> _Source material_

------------------------------------------------------------

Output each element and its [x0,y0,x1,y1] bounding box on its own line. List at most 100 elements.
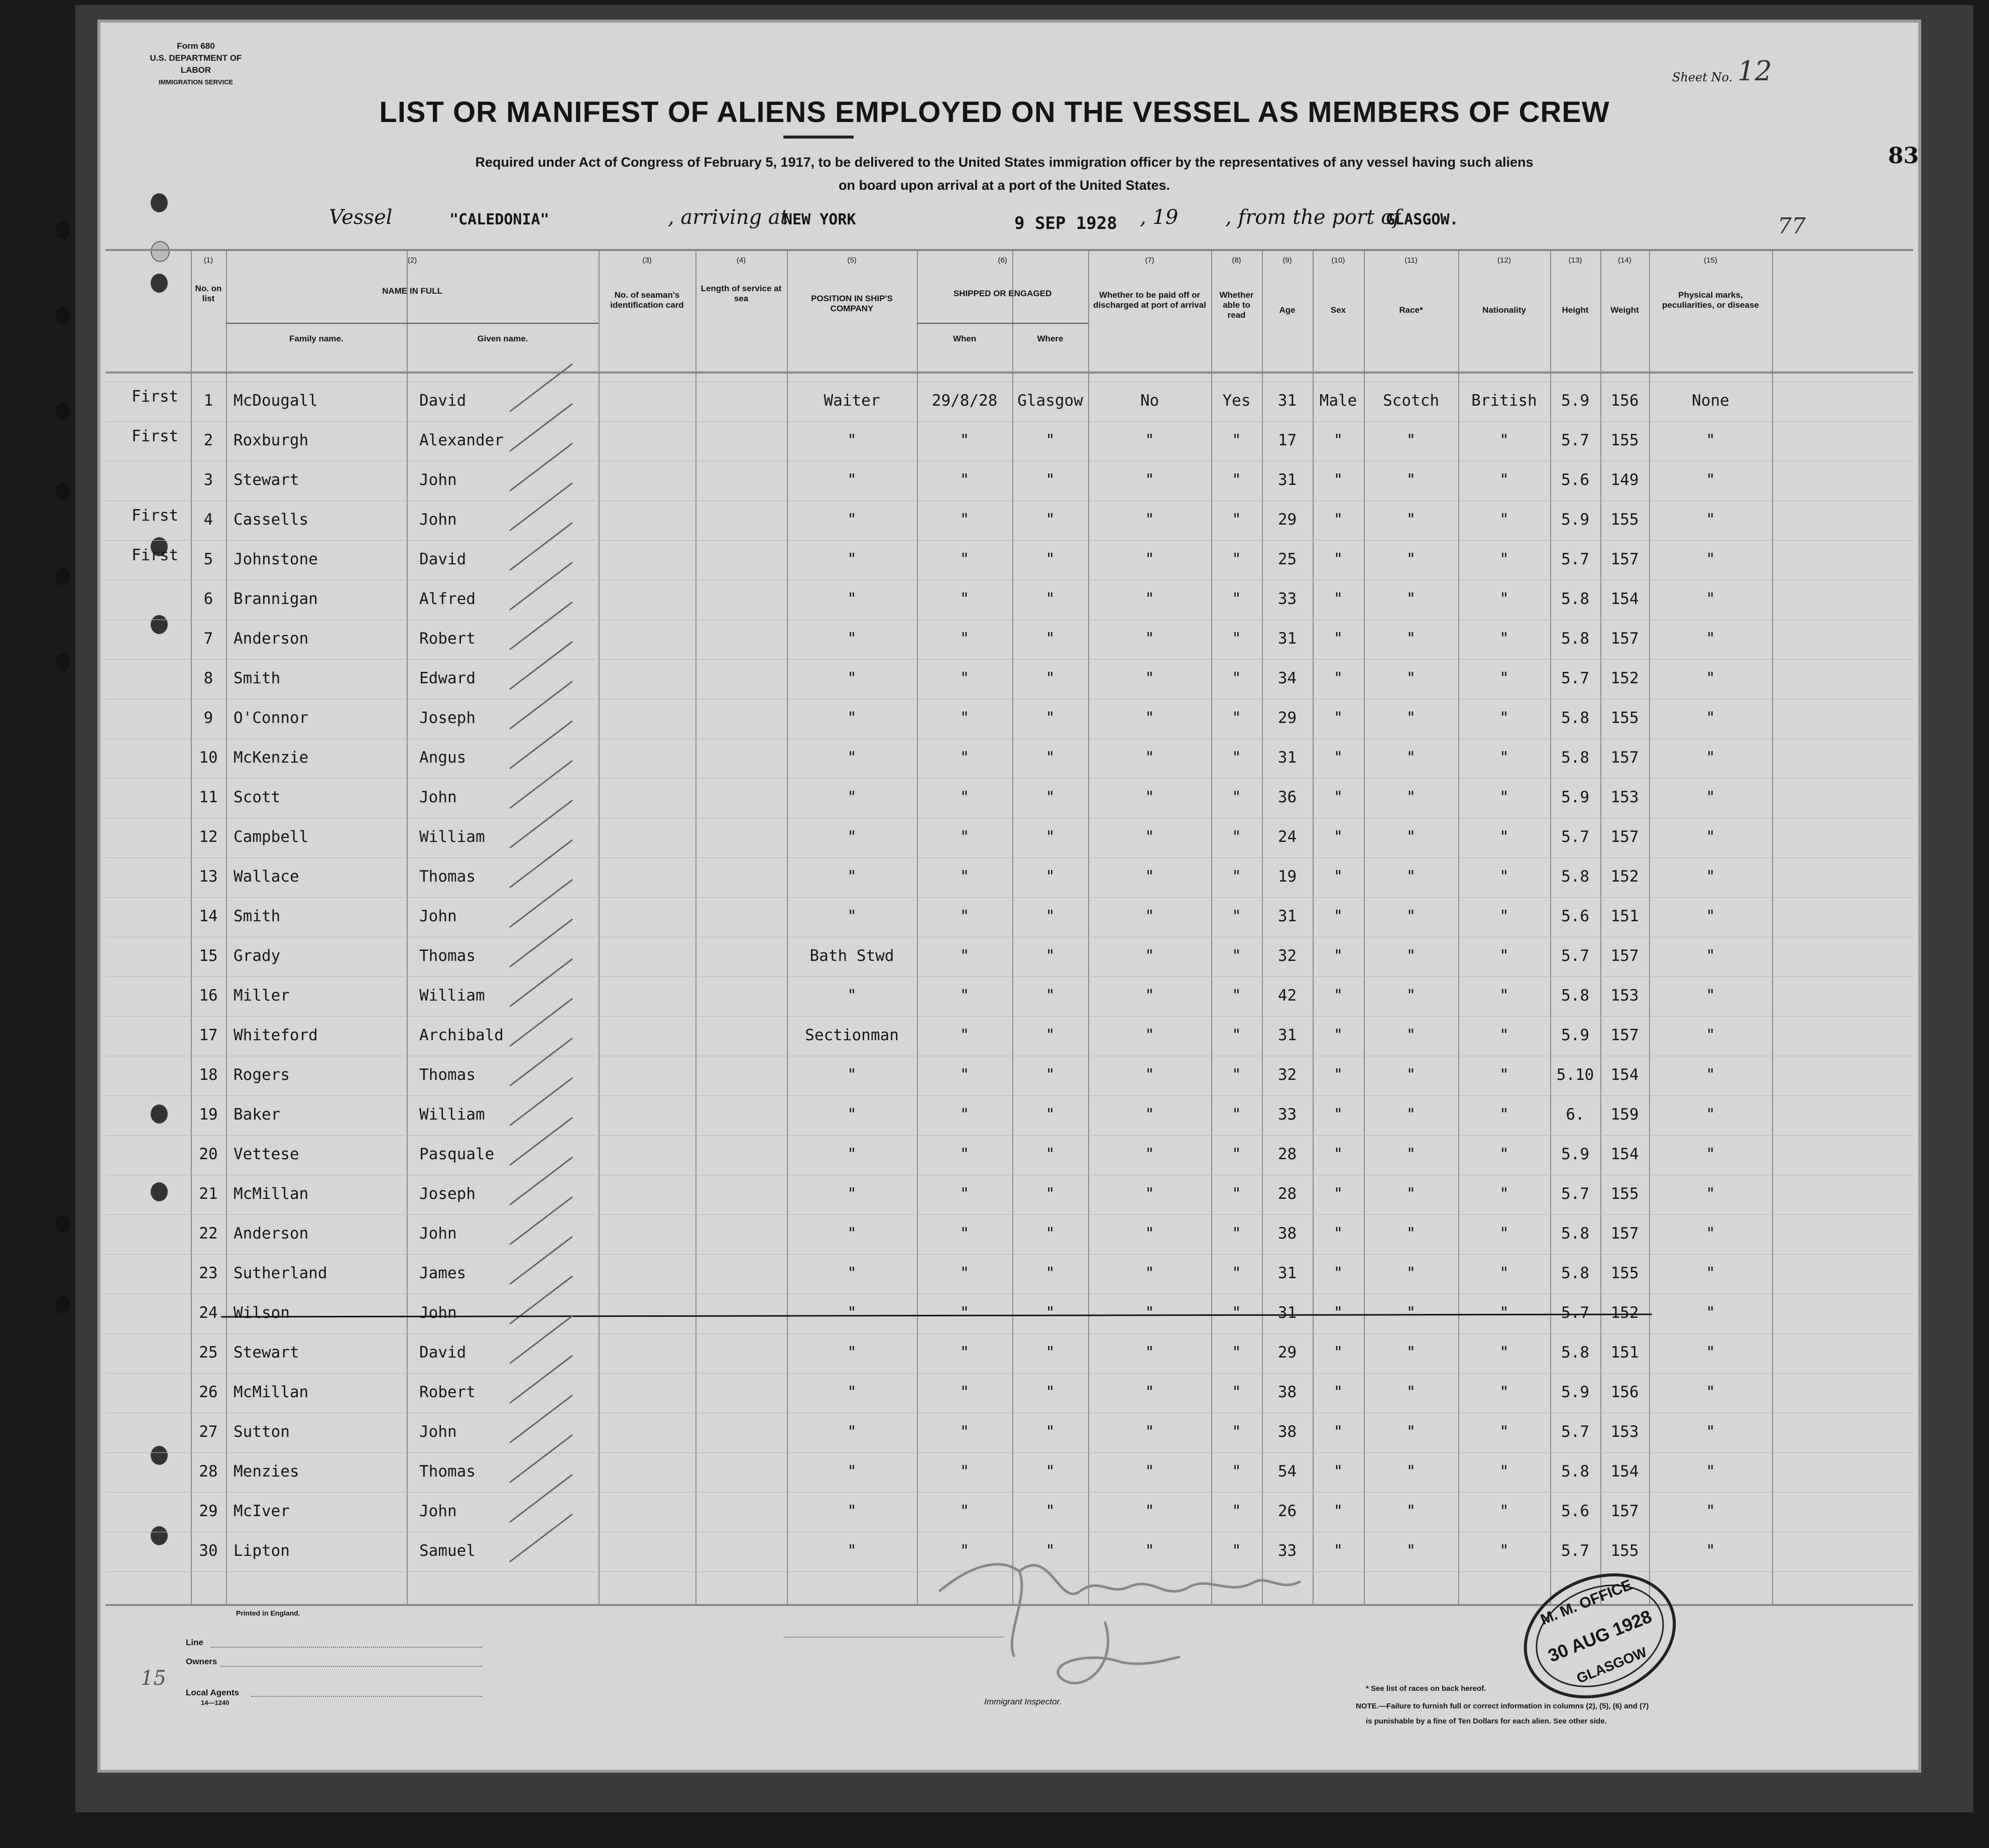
race-note: * See list of races on back hereof. [1366,1684,1486,1693]
race-cell: " [1406,868,1416,886]
nationality-cell: " [1499,431,1509,449]
header-no-on-list: No. on list [195,284,222,303]
column-number: (2) [407,256,417,265]
given-name-cell: William [419,828,485,846]
column-number: (1) [203,256,213,265]
height-cell: 5.9 [1561,392,1589,410]
row-number-cell: 21 [199,1185,218,1203]
weight-cell: 155 [1610,1542,1639,1560]
paid-off-cell: " [1145,1502,1154,1520]
column-number: (5) [847,256,857,265]
row-annotation: First [132,507,179,525]
shipped-when-cell: " [960,709,970,727]
paid-off-cell: " [1145,987,1154,1005]
nationality-cell: " [1499,1145,1509,1163]
age-cell: 38 [1277,1423,1297,1441]
able-to-read-cell: " [1232,550,1241,568]
inspector-signature-line [783,1637,1004,1638]
shipped-when-cell: " [960,907,970,925]
age-cell: 33 [1277,1105,1297,1124]
page-subtitle: Required under Act of Congress of Februa… [321,151,1687,197]
punch-hole [151,1104,168,1124]
nationality-cell: " [1499,788,1509,806]
weight-cell: 153 [1610,987,1639,1005]
row-number-cell: 12 [199,828,218,846]
physical-marks-cell: " [1706,749,1715,767]
paid-off-cell: " [1145,828,1154,846]
nationality-cell: British [1471,392,1537,410]
column-number: (7) [1145,256,1154,265]
age-cell: 31 [1277,1304,1297,1322]
able-to-read-cell: " [1232,1502,1241,1520]
shipped-where-cell: " [1045,788,1055,806]
arriving-port: NEW YORK [783,211,856,228]
column-number: (9) [1282,256,1292,265]
punch-hole [55,1215,70,1233]
row-number-cell: 17 [199,1026,218,1044]
paid-off-cell: " [1145,1224,1154,1243]
sex-cell: " [1333,868,1343,886]
race-cell: " [1406,471,1416,489]
physical-marks-cell: " [1706,709,1715,727]
shipped-when-cell: " [960,828,970,846]
age-cell: 19 [1277,868,1297,886]
nationality-cell: " [1499,1502,1509,1520]
sheet-number-label: Sheet No. [1672,70,1733,84]
height-cell: 5.7 [1561,550,1589,568]
punch-hole [55,567,70,585]
position-cell: " [847,907,857,925]
shipped-where-cell: " [1045,669,1055,687]
owners-field [221,1666,482,1667]
race-cell: " [1406,749,1416,767]
family-given-divider [407,324,408,372]
check-mark-icon [509,1117,573,1166]
sex-cell: " [1333,630,1343,648]
sheet-number: 12 [1737,55,1772,87]
sex-cell: " [1333,1145,1343,1163]
height-cell: 5.9 [1561,511,1589,529]
shipped-when-cell: " [960,550,970,568]
nationality-cell: " [1499,669,1509,687]
weight-cell: 153 [1610,1423,1639,1441]
check-mark-icon [509,601,573,651]
shipped-when-cell: " [960,1105,970,1124]
age-cell: 38 [1277,1383,1297,1401]
check-mark-icon [509,561,573,611]
shipped-where-cell: " [1045,1145,1055,1163]
row-number-cell: 2 [203,431,213,449]
nationality-cell: " [1499,630,1509,648]
height-cell: 5.8 [1561,1264,1589,1282]
row-number-cell: 20 [199,1145,218,1163]
able-to-read-cell: " [1232,630,1241,648]
weight-cell: 154 [1610,590,1639,608]
height-cell: 5.8 [1561,868,1589,886]
race-cell: " [1406,907,1416,925]
row-number-cell: 15 [199,947,218,965]
position-cell: " [847,1502,857,1520]
paid-off-cell: No [1140,392,1159,410]
race-cell: " [1406,1145,1416,1163]
punch-hole [55,306,70,324]
check-mark-icon [509,1156,573,1206]
able-to-read-cell: " [1232,749,1241,767]
header-physical-marks: Physical marks, peculiarities, or diseas… [1662,290,1759,310]
age-cell: 34 [1277,669,1297,687]
shipped-where-cell: " [1045,630,1055,648]
line-label: Line [186,1638,203,1647]
row-number-cell: 23 [199,1264,218,1282]
race-cell: " [1406,1026,1416,1044]
column-divider [407,251,408,1604]
physical-marks-cell: " [1706,1066,1715,1084]
header-family-name: Family name. [289,334,343,343]
race-cell: " [1406,828,1416,846]
family-name-cell: McIver [233,1502,290,1520]
paid-off-cell: " [1145,709,1154,727]
height-cell: 5.8 [1561,590,1589,608]
row-number-cell: 10 [199,749,218,767]
nationality-cell: " [1499,550,1509,568]
nationality-cell: " [1499,907,1509,925]
row-annotation: First [132,388,179,406]
able-to-read-cell: " [1232,1542,1241,1560]
given-name-cell: Archibald [419,1026,504,1044]
age-cell: 17 [1277,431,1297,449]
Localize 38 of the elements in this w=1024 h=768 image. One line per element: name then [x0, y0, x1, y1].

------------------------------------------------------------

> _Goal_
Report each line of the records above that contains the string "header", copying every such line in full.

> _Result of this exercise_
header-no-on-list: No. on list [195,284,222,303]
header-physical-marks: Physical marks, peculiarities, or diseas… [1662,290,1759,310]
header-family-name: Family name. [289,334,343,343]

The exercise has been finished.